### EXERCISE
Work out how many lines include "MaintenanceCare" and answer with that number only.

[Excerpts from a figure dataset]
-.-.-

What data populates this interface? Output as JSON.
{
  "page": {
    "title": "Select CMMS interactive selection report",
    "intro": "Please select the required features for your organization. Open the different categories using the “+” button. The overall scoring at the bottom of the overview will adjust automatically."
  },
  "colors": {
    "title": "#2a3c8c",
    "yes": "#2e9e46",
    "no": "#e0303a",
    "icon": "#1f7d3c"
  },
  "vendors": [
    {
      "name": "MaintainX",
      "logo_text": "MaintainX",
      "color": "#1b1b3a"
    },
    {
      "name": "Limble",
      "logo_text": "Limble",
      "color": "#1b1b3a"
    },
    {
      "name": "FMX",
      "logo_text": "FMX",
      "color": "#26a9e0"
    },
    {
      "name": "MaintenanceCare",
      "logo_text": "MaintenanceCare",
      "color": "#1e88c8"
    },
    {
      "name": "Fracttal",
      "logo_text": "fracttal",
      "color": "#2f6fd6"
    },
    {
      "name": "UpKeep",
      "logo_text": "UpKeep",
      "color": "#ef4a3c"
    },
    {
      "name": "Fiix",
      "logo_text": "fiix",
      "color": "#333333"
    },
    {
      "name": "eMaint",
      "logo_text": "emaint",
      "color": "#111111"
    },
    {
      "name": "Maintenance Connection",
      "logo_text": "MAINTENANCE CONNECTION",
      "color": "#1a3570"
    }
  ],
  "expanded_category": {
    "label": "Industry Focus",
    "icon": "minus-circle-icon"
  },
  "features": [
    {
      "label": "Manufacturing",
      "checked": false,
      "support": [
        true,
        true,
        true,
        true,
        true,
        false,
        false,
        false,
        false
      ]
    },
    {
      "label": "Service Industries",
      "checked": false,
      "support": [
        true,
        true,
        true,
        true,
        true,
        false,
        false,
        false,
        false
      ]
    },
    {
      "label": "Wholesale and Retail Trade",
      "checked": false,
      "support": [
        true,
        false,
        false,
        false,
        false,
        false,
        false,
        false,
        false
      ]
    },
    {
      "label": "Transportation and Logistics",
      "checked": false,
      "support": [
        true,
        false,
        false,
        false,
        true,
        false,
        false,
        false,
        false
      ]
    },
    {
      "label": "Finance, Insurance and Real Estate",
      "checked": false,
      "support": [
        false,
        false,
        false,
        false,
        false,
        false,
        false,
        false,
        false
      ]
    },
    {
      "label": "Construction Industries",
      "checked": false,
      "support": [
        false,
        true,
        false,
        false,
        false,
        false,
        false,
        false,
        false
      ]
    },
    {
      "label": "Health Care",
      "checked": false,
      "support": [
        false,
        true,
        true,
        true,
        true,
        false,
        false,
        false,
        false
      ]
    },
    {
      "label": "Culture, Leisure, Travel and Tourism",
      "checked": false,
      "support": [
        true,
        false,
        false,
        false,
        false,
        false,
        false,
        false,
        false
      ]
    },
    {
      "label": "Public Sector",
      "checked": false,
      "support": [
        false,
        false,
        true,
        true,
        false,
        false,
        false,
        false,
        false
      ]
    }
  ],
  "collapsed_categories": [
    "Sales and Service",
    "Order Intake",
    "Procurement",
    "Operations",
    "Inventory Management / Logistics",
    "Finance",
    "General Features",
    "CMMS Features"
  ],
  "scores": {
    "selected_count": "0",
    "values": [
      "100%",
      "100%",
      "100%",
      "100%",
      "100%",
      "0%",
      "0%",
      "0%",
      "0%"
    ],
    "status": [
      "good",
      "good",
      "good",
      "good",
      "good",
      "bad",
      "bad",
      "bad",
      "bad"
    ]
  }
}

-.-.-

### EXERCISE ANSWER
2